Entries taken from a collection:
++++++
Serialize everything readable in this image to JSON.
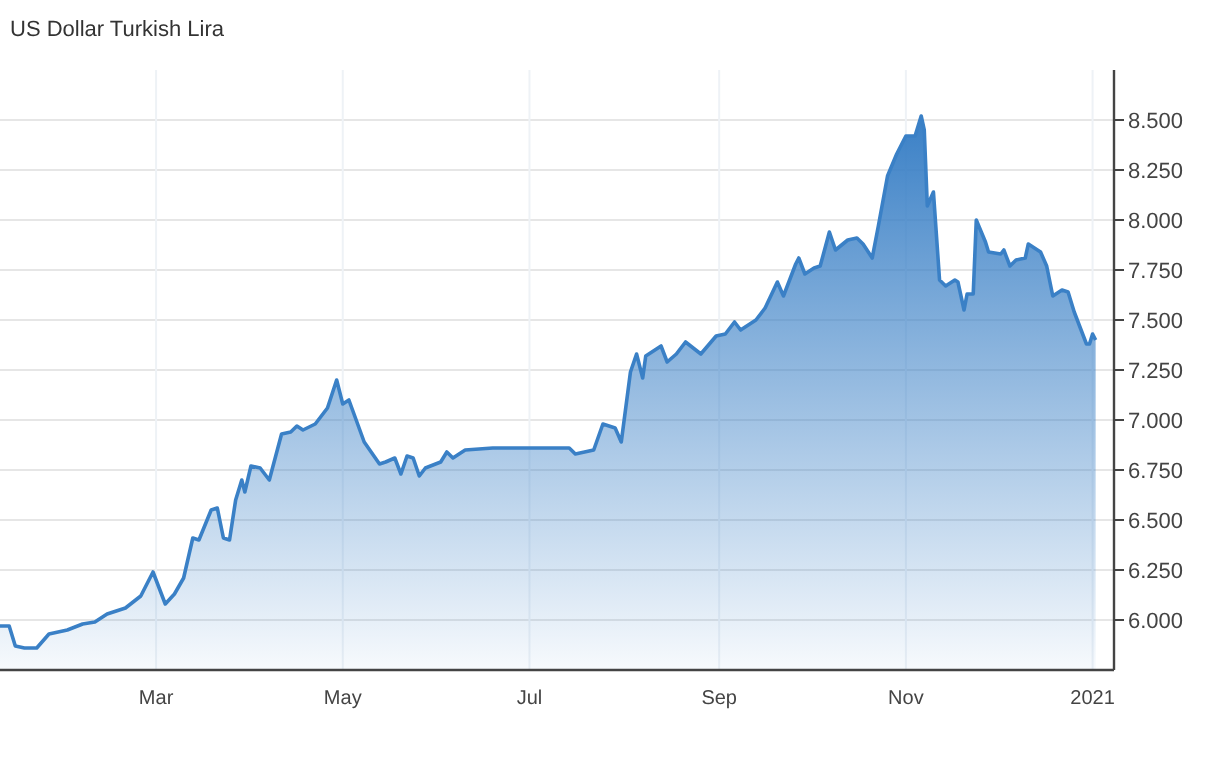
{
  "chart_data": {
    "type": "area",
    "title": "US Dollar Turkish Lira",
    "x": [
      "2020-01-10",
      "2020-01-13",
      "2020-01-15",
      "2020-01-18",
      "2020-01-22",
      "2020-01-26",
      "2020-02-01",
      "2020-02-06",
      "2020-02-10",
      "2020-02-14",
      "2020-02-20",
      "2020-02-25",
      "2020-02-29",
      "2020-03-04",
      "2020-03-07",
      "2020-03-10",
      "2020-03-13",
      "2020-03-15",
      "2020-03-19",
      "2020-03-21",
      "2020-03-23",
      "2020-03-25",
      "2020-03-27",
      "2020-03-29",
      "2020-03-30",
      "2020-04-01",
      "2020-04-04",
      "2020-04-07",
      "2020-04-11",
      "2020-04-14",
      "2020-04-16",
      "2020-04-18",
      "2020-04-22",
      "2020-04-26",
      "2020-04-29",
      "2020-05-01",
      "2020-05-03",
      "2020-05-08",
      "2020-05-13",
      "2020-05-15",
      "2020-05-18",
      "2020-05-20",
      "2020-05-22",
      "2020-05-24",
      "2020-05-26",
      "2020-05-28",
      "2020-06-02",
      "2020-06-04",
      "2020-06-06",
      "2020-06-10",
      "2020-06-19",
      "2020-06-28",
      "2020-07-06",
      "2020-07-14",
      "2020-07-16",
      "2020-07-22",
      "2020-07-25",
      "2020-07-29",
      "2020-07-31",
      "2020-08-03",
      "2020-08-05",
      "2020-08-07",
      "2020-08-08",
      "2020-08-13",
      "2020-08-15",
      "2020-08-18",
      "2020-08-21",
      "2020-08-26",
      "2020-08-31",
      "2020-09-03",
      "2020-09-06",
      "2020-09-08",
      "2020-09-13",
      "2020-09-16",
      "2020-09-20",
      "2020-09-22",
      "2020-09-26",
      "2020-09-27",
      "2020-09-29",
      "2020-10-02",
      "2020-10-04",
      "2020-10-07",
      "2020-10-09",
      "2020-10-13",
      "2020-10-16",
      "2020-10-18",
      "2020-10-21",
      "2020-10-23",
      "2020-10-26",
      "2020-10-29",
      "2020-11-01",
      "2020-11-04",
      "2020-11-06",
      "2020-11-07",
      "2020-11-08",
      "2020-11-10",
      "2020-11-12",
      "2020-11-14",
      "2020-11-17",
      "2020-11-18",
      "2020-11-20",
      "2020-11-21",
      "2020-11-23",
      "2020-11-24",
      "2020-11-27",
      "2020-11-28",
      "2020-12-02",
      "2020-12-03",
      "2020-12-05",
      "2020-12-07",
      "2020-12-10",
      "2020-12-11",
      "2020-12-15",
      "2020-12-17",
      "2020-12-19",
      "2020-12-22",
      "2020-12-24",
      "2020-12-26",
      "2020-12-30",
      "2020-12-31",
      "2021-01-01",
      "2021-01-02"
    ],
    "series": [
      {
        "color": "#3a80c6",
        "values": [
          5.97,
          5.97,
          5.87,
          5.86,
          5.86,
          5.93,
          5.95,
          5.98,
          5.99,
          6.03,
          6.06,
          6.12,
          6.24,
          6.08,
          6.13,
          6.21,
          6.41,
          6.4,
          6.55,
          6.56,
          6.41,
          6.4,
          6.6,
          6.7,
          6.64,
          6.77,
          6.76,
          6.7,
          6.93,
          6.94,
          6.97,
          6.95,
          6.98,
          7.06,
          7.2,
          7.08,
          7.1,
          6.89,
          6.78,
          6.79,
          6.81,
          6.73,
          6.82,
          6.81,
          6.72,
          6.76,
          6.79,
          6.84,
          6.81,
          6.85,
          6.86,
          6.86,
          6.86,
          6.86,
          6.83,
          6.85,
          6.98,
          6.96,
          6.89,
          7.24,
          7.33,
          7.21,
          7.32,
          7.37,
          7.29,
          7.33,
          7.39,
          7.33,
          7.42,
          7.43,
          7.49,
          7.45,
          7.5,
          7.56,
          7.69,
          7.62,
          7.78,
          7.81,
          7.73,
          7.76,
          7.77,
          7.94,
          7.85,
          7.9,
          7.91,
          7.88,
          7.81,
          7.97,
          8.22,
          8.33,
          8.42,
          8.42,
          8.52,
          8.45,
          8.07,
          8.14,
          7.7,
          7.67,
          7.7,
          7.69,
          7.55,
          7.63,
          7.63,
          8.0,
          7.89,
          7.84,
          7.83,
          7.85,
          7.77,
          7.8,
          7.81,
          7.88,
          7.84,
          7.77,
          7.62,
          7.65,
          7.64,
          7.54,
          7.38,
          7.38,
          7.43,
          7.4
        ]
      }
    ],
    "xlim": [
      "2020-01-10",
      "2021-01-08"
    ],
    "xticks": [
      {
        "value": "2020-03-01",
        "label": "Mar"
      },
      {
        "value": "2020-05-01",
        "label": "May"
      },
      {
        "value": "2020-07-01",
        "label": "Jul"
      },
      {
        "value": "2020-09-01",
        "label": "Sep"
      },
      {
        "value": "2020-11-01",
        "label": "Nov"
      },
      {
        "value": "2021-01-01",
        "label": "2021"
      }
    ],
    "ylim": [
      5.75,
      8.75
    ],
    "yticks": [
      {
        "value": 6,
        "label": "6.000"
      },
      {
        "value": 6.25,
        "label": "6.250"
      },
      {
        "value": 6.5,
        "label": "6.500"
      },
      {
        "value": 6.75,
        "label": "6.750"
      },
      {
        "value": 7,
        "label": "7.000"
      },
      {
        "value": 7.25,
        "label": "7.250"
      },
      {
        "value": 7.5,
        "label": "7.500"
      },
      {
        "value": 7.75,
        "label": "7.750"
      },
      {
        "value": 8,
        "label": "8.000"
      },
      {
        "value": 8.25,
        "label": "8.250"
      },
      {
        "value": 8.5,
        "label": "8.500"
      }
    ],
    "grid": true,
    "marker": "none"
  }
}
++++++
To be done → Write out each entry exactly as given, omitting any picture.

Task solution →
Serialize everything readable in this image to JSON.
{
  "chart_data": {
    "type": "area",
    "title": "US Dollar Turkish Lira",
    "x": [
      "2020-01-10",
      "2020-01-13",
      "2020-01-15",
      "2020-01-18",
      "2020-01-22",
      "2020-01-26",
      "2020-02-01",
      "2020-02-06",
      "2020-02-10",
      "2020-02-14",
      "2020-02-20",
      "2020-02-25",
      "2020-02-29",
      "2020-03-04",
      "2020-03-07",
      "2020-03-10",
      "2020-03-13",
      "2020-03-15",
      "2020-03-19",
      "2020-03-21",
      "2020-03-23",
      "2020-03-25",
      "2020-03-27",
      "2020-03-29",
      "2020-03-30",
      "2020-04-01",
      "2020-04-04",
      "2020-04-07",
      "2020-04-11",
      "2020-04-14",
      "2020-04-16",
      "2020-04-18",
      "2020-04-22",
      "2020-04-26",
      "2020-04-29",
      "2020-05-01",
      "2020-05-03",
      "2020-05-08",
      "2020-05-13",
      "2020-05-15",
      "2020-05-18",
      "2020-05-20",
      "2020-05-22",
      "2020-05-24",
      "2020-05-26",
      "2020-05-28",
      "2020-06-02",
      "2020-06-04",
      "2020-06-06",
      "2020-06-10",
      "2020-06-19",
      "2020-06-28",
      "2020-07-06",
      "2020-07-14",
      "2020-07-16",
      "2020-07-22",
      "2020-07-25",
      "2020-07-29",
      "2020-07-31",
      "2020-08-03",
      "2020-08-05",
      "2020-08-07",
      "2020-08-08",
      "2020-08-13",
      "2020-08-15",
      "2020-08-18",
      "2020-08-21",
      "2020-08-26",
      "2020-08-31",
      "2020-09-03",
      "2020-09-06",
      "2020-09-08",
      "2020-09-13",
      "2020-09-16",
      "2020-09-20",
      "2020-09-22",
      "2020-09-26",
      "2020-09-27",
      "2020-09-29",
      "2020-10-02",
      "2020-10-04",
      "2020-10-07",
      "2020-10-09",
      "2020-10-13",
      "2020-10-16",
      "2020-10-18",
      "2020-10-21",
      "2020-10-23",
      "2020-10-26",
      "2020-10-29",
      "2020-11-01",
      "2020-11-04",
      "2020-11-06",
      "2020-11-07",
      "2020-11-08",
      "2020-11-10",
      "2020-11-12",
      "2020-11-14",
      "2020-11-17",
      "2020-11-18",
      "2020-11-20",
      "2020-11-21",
      "2020-11-23",
      "2020-11-24",
      "2020-11-27",
      "2020-11-28",
      "2020-12-02",
      "2020-12-03",
      "2020-12-05",
      "2020-12-07",
      "2020-12-10",
      "2020-12-11",
      "2020-12-15",
      "2020-12-17",
      "2020-12-19",
      "2020-12-22",
      "2020-12-24",
      "2020-12-26",
      "2020-12-30",
      "2020-12-31",
      "2021-01-01",
      "2021-01-02"
    ],
    "series": [
      {
        "color": "#3a80c6",
        "values": [
          5.97,
          5.97,
          5.87,
          5.86,
          5.86,
          5.93,
          5.95,
          5.98,
          5.99,
          6.03,
          6.06,
          6.12,
          6.24,
          6.08,
          6.13,
          6.21,
          6.41,
          6.4,
          6.55,
          6.56,
          6.41,
          6.4,
          6.6,
          6.7,
          6.64,
          6.77,
          6.76,
          6.7,
          6.93,
          6.94,
          6.97,
          6.95,
          6.98,
          7.06,
          7.2,
          7.08,
          7.1,
          6.89,
          6.78,
          6.79,
          6.81,
          6.73,
          6.82,
          6.81,
          6.72,
          6.76,
          6.79,
          6.84,
          6.81,
          6.85,
          6.86,
          6.86,
          6.86,
          6.86,
          6.83,
          6.85,
          6.98,
          6.96,
          6.89,
          7.24,
          7.33,
          7.21,
          7.32,
          7.37,
          7.29,
          7.33,
          7.39,
          7.33,
          7.42,
          7.43,
          7.49,
          7.45,
          7.5,
          7.56,
          7.69,
          7.62,
          7.78,
          7.81,
          7.73,
          7.76,
          7.77,
          7.94,
          7.85,
          7.9,
          7.91,
          7.88,
          7.81,
          7.97,
          8.22,
          8.33,
          8.42,
          8.42,
          8.52,
          8.45,
          8.07,
          8.14,
          7.7,
          7.67,
          7.7,
          7.69,
          7.55,
          7.63,
          7.63,
          8.0,
          7.89,
          7.84,
          7.83,
          7.85,
          7.77,
          7.8,
          7.81,
          7.88,
          7.84,
          7.77,
          7.62,
          7.65,
          7.64,
          7.54,
          7.38,
          7.38,
          7.43,
          7.4
        ]
      }
    ],
    "xlim": [
      "2020-01-10",
      "2021-01-08"
    ],
    "xticks": [
      {
        "value": "2020-03-01",
        "label": "Mar"
      },
      {
        "value": "2020-05-01",
        "label": "May"
      },
      {
        "value": "2020-07-01",
        "label": "Jul"
      },
      {
        "value": "2020-09-01",
        "label": "Sep"
      },
      {
        "value": "2020-11-01",
        "label": "Nov"
      },
      {
        "value": "2021-01-01",
        "label": "2021"
      }
    ],
    "ylim": [
      5.75,
      8.75
    ],
    "yticks": [
      {
        "value": 6,
        "label": "6.000"
      },
      {
        "value": 6.25,
        "label": "6.250"
      },
      {
        "value": 6.5,
        "label": "6.500"
      },
      {
        "value": 6.75,
        "label": "6.750"
      },
      {
        "value": 7,
        "label": "7.000"
      },
      {
        "value": 7.25,
        "label": "7.250"
      },
      {
        "value": 7.5,
        "label": "7.500"
      },
      {
        "value": 7.75,
        "label": "7.750"
      },
      {
        "value": 8,
        "label": "8.000"
      },
      {
        "value": 8.25,
        "label": "8.250"
      },
      {
        "value": 8.5,
        "label": "8.500"
      }
    ],
    "grid": true,
    "marker": "none"
  }
}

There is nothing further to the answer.